**GIVEN PASSAGE**
Natural history of these lesions is unfavorable. Conservative management of pAVFs fistulas has been associated with mortality in 63% of patients.18) Therefore, treatment of these lesions appears to be necessary. Treatment of pial fistulas differs from that of AVMs owing to the lack of a nidus. There are several strategies for treatment of pAVF. Most authors advocated simple disconnection of arteriovenous shunting, either by microsurgery or endovascular embolization.7)10)12)13)17)19)20)21)24)27) This strategy is based on the characteristics of pAVFs, which are high-flow communications between an arterial feeder and a single draining vein without an intervening tangle of vessels. Surgical disconnection of AV shunting offers a higher rate of complete obliteration of fistula than endovascular methods, however, it poses the risks of craniotomy and surgical dissection.11) Endovascular applications have been reported as successful means of disconnecting AV fistulae, particularly in deep and eloquent areas. Some angiogeometric configurations, such as multiple arterial connections or drainage of a normal cortical vein into the venous channel of a pAVF, are unfavorable for endovascular flow disconnection.

**DATASET RECORDS**

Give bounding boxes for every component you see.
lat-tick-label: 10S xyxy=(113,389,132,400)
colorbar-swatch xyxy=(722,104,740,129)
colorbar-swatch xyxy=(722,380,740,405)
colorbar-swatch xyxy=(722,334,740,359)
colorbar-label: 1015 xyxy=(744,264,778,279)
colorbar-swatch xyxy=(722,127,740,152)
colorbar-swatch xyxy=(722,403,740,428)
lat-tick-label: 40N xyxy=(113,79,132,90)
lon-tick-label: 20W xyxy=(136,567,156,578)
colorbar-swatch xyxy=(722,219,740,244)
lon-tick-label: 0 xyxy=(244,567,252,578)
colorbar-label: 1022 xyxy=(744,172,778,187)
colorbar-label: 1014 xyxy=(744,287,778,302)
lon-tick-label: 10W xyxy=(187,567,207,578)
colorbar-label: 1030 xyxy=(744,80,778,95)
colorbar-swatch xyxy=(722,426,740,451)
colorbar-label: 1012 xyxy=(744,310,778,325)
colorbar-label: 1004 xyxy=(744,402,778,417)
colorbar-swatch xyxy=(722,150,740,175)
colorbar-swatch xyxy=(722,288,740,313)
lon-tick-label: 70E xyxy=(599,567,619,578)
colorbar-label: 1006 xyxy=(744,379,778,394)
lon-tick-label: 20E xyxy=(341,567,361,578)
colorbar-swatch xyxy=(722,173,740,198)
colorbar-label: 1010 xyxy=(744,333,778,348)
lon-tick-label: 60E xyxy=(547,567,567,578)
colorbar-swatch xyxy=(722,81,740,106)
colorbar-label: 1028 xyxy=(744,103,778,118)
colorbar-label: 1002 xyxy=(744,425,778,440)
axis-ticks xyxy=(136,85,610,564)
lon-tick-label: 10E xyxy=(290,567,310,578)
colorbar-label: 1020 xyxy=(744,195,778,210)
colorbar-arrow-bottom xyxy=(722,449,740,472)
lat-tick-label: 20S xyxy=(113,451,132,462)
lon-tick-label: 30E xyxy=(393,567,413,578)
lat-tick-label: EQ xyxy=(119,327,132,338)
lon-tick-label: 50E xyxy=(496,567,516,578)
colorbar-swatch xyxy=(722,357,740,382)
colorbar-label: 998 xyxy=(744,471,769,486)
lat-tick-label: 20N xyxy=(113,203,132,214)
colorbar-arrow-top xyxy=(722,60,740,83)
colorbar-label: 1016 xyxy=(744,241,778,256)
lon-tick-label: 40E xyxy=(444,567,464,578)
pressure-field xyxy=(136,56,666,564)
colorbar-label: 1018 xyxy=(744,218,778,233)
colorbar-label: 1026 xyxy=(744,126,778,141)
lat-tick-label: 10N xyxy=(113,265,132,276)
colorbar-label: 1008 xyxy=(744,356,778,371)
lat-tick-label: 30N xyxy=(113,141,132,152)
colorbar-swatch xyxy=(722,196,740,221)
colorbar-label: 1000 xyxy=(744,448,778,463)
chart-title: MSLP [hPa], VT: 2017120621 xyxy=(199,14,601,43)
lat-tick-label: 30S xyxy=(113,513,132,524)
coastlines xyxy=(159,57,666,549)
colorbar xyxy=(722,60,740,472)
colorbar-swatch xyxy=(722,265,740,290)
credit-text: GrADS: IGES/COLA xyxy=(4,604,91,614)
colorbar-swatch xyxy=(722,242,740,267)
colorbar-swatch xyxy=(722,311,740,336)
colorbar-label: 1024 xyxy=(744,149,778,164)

**DIRECTIONS**
Continue the passage on the treatment of pial arteriovenous fistulas, beginning after its final sentence.

**YOUR RESPONSE**
Some authors reported treatment of pAVF by surgical ligation of both arterial feeders and draining veins and then removal of the varix.4)16)23) This could be an appropriate option, particularly in lesions with large varices and significant mass effect because it reduces the volume of the lesion better and faster than other methods.
Both of our patients had very large surgically accessible varices that convinced us to perform resection of the lesion. Careful evaluation of angiography was helpful to us in finding vascular connections intraoperatively. In Case 2, there were small feeding arteries that were not obvious on DSA and we think that only surgical microdissection could detect all of them. In both patients, varix had thick walls and was surrounded by arachnoid, which made its dissection from other tissues possible. There was no new neurological deficit and the postoperative course was uneventful. Therefore, surgical ligation and resection of giant varix resulted in successful treatment in our patients.